[Records excerpted from a collection]
============
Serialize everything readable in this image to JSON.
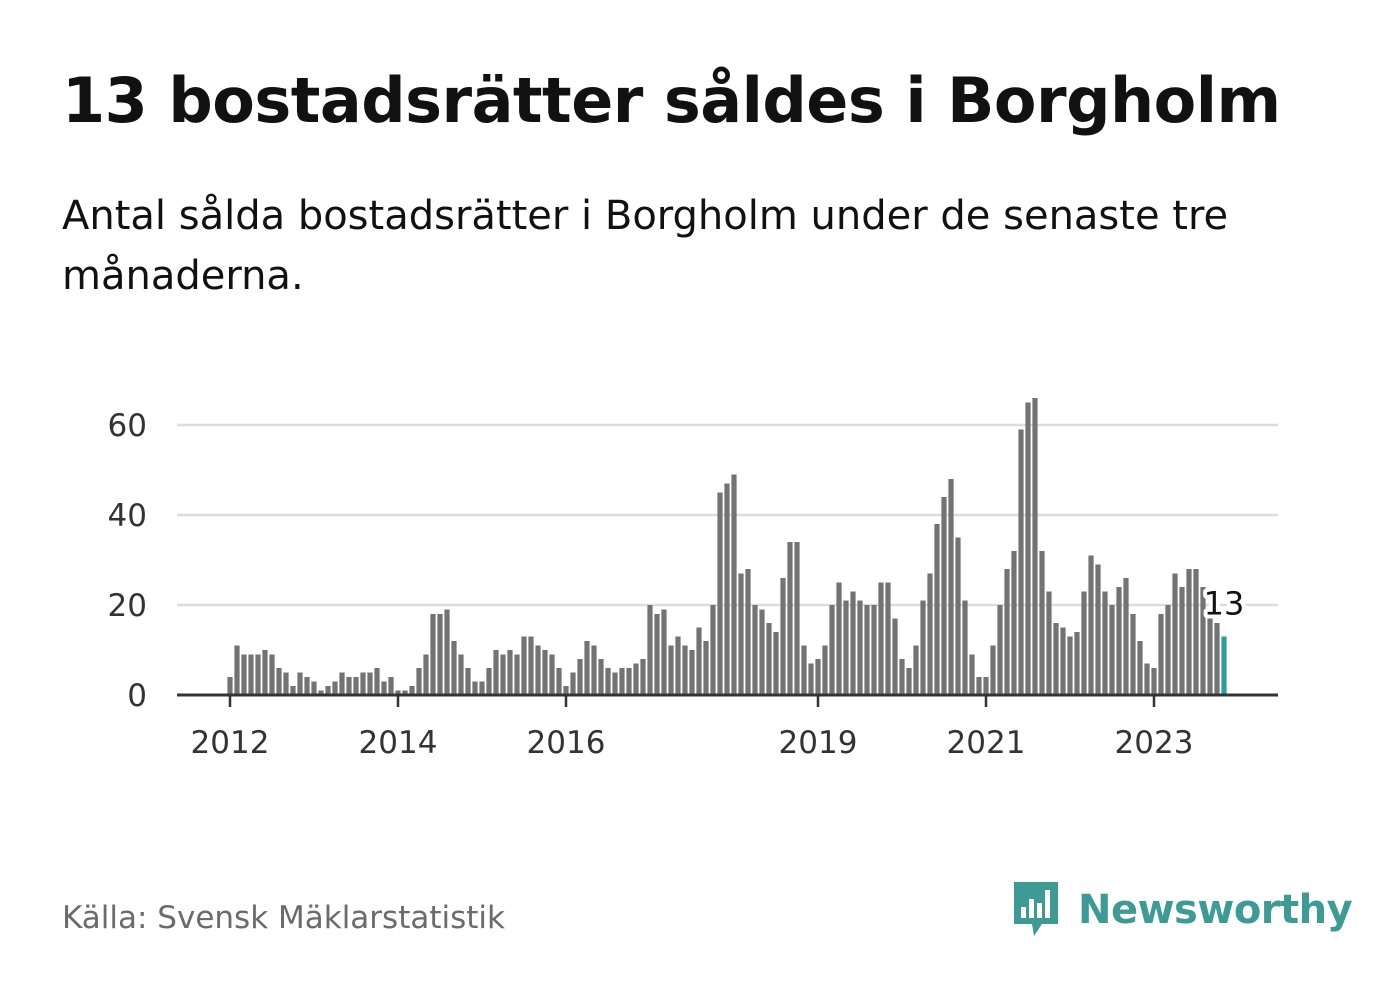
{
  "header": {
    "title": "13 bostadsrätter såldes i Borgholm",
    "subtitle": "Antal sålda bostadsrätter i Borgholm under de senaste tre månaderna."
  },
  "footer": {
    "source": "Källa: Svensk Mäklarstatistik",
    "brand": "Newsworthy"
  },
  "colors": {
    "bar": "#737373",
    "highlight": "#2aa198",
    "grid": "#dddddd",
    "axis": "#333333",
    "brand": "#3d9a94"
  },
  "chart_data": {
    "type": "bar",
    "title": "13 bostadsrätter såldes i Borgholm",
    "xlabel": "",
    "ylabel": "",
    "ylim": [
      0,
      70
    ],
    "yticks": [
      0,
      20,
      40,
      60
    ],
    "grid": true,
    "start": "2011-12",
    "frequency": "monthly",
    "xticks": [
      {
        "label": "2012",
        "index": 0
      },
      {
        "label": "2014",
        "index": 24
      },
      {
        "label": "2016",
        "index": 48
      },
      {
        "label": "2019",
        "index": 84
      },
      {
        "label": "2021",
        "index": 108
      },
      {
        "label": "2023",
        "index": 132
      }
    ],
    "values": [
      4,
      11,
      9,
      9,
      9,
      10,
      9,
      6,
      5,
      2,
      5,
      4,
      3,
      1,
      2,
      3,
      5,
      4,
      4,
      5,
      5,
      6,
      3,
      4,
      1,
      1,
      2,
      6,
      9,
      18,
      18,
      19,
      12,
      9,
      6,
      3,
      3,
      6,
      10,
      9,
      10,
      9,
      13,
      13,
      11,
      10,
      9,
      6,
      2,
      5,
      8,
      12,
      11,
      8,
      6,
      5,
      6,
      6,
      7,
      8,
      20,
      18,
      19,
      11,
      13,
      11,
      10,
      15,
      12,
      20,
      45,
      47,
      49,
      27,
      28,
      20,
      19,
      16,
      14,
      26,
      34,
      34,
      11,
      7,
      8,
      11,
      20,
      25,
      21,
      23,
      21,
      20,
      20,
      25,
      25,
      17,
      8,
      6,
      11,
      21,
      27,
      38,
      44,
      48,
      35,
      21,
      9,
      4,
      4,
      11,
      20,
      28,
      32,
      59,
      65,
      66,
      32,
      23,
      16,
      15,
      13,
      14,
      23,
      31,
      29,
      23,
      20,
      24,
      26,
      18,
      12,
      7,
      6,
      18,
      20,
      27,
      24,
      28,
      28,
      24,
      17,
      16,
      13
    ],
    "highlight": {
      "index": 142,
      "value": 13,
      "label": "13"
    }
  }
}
============
→ Exercise task
Print the records word for word and exclude any picture they hold.

→ Solution below
Serialize everything readable in this image to JSON.
{
  "header": {
    "title": "13 bostadsrätter såldes i Borgholm",
    "subtitle": "Antal sålda bostadsrätter i Borgholm under de senaste tre månaderna."
  },
  "footer": {
    "source": "Källa: Svensk Mäklarstatistik",
    "brand": "Newsworthy"
  },
  "colors": {
    "bar": "#737373",
    "highlight": "#2aa198",
    "grid": "#dddddd",
    "axis": "#333333",
    "brand": "#3d9a94"
  },
  "chart_data": {
    "type": "bar",
    "title": "13 bostadsrätter såldes i Borgholm",
    "xlabel": "",
    "ylabel": "",
    "ylim": [
      0,
      70
    ],
    "yticks": [
      0,
      20,
      40,
      60
    ],
    "grid": true,
    "start": "2011-12",
    "frequency": "monthly",
    "xticks": [
      {
        "label": "2012",
        "index": 0
      },
      {
        "label": "2014",
        "index": 24
      },
      {
        "label": "2016",
        "index": 48
      },
      {
        "label": "2019",
        "index": 84
      },
      {
        "label": "2021",
        "index": 108
      },
      {
        "label": "2023",
        "index": 132
      }
    ],
    "values": [
      4,
      11,
      9,
      9,
      9,
      10,
      9,
      6,
      5,
      2,
      5,
      4,
      3,
      1,
      2,
      3,
      5,
      4,
      4,
      5,
      5,
      6,
      3,
      4,
      1,
      1,
      2,
      6,
      9,
      18,
      18,
      19,
      12,
      9,
      6,
      3,
      3,
      6,
      10,
      9,
      10,
      9,
      13,
      13,
      11,
      10,
      9,
      6,
      2,
      5,
      8,
      12,
      11,
      8,
      6,
      5,
      6,
      6,
      7,
      8,
      20,
      18,
      19,
      11,
      13,
      11,
      10,
      15,
      12,
      20,
      45,
      47,
      49,
      27,
      28,
      20,
      19,
      16,
      14,
      26,
      34,
      34,
      11,
      7,
      8,
      11,
      20,
      25,
      21,
      23,
      21,
      20,
      20,
      25,
      25,
      17,
      8,
      6,
      11,
      21,
      27,
      38,
      44,
      48,
      35,
      21,
      9,
      4,
      4,
      11,
      20,
      28,
      32,
      59,
      65,
      66,
      32,
      23,
      16,
      15,
      13,
      14,
      23,
      31,
      29,
      23,
      20,
      24,
      26,
      18,
      12,
      7,
      6,
      18,
      20,
      27,
      24,
      28,
      28,
      24,
      17,
      16,
      13
    ],
    "highlight": {
      "index": 142,
      "value": 13,
      "label": "13"
    }
  }
}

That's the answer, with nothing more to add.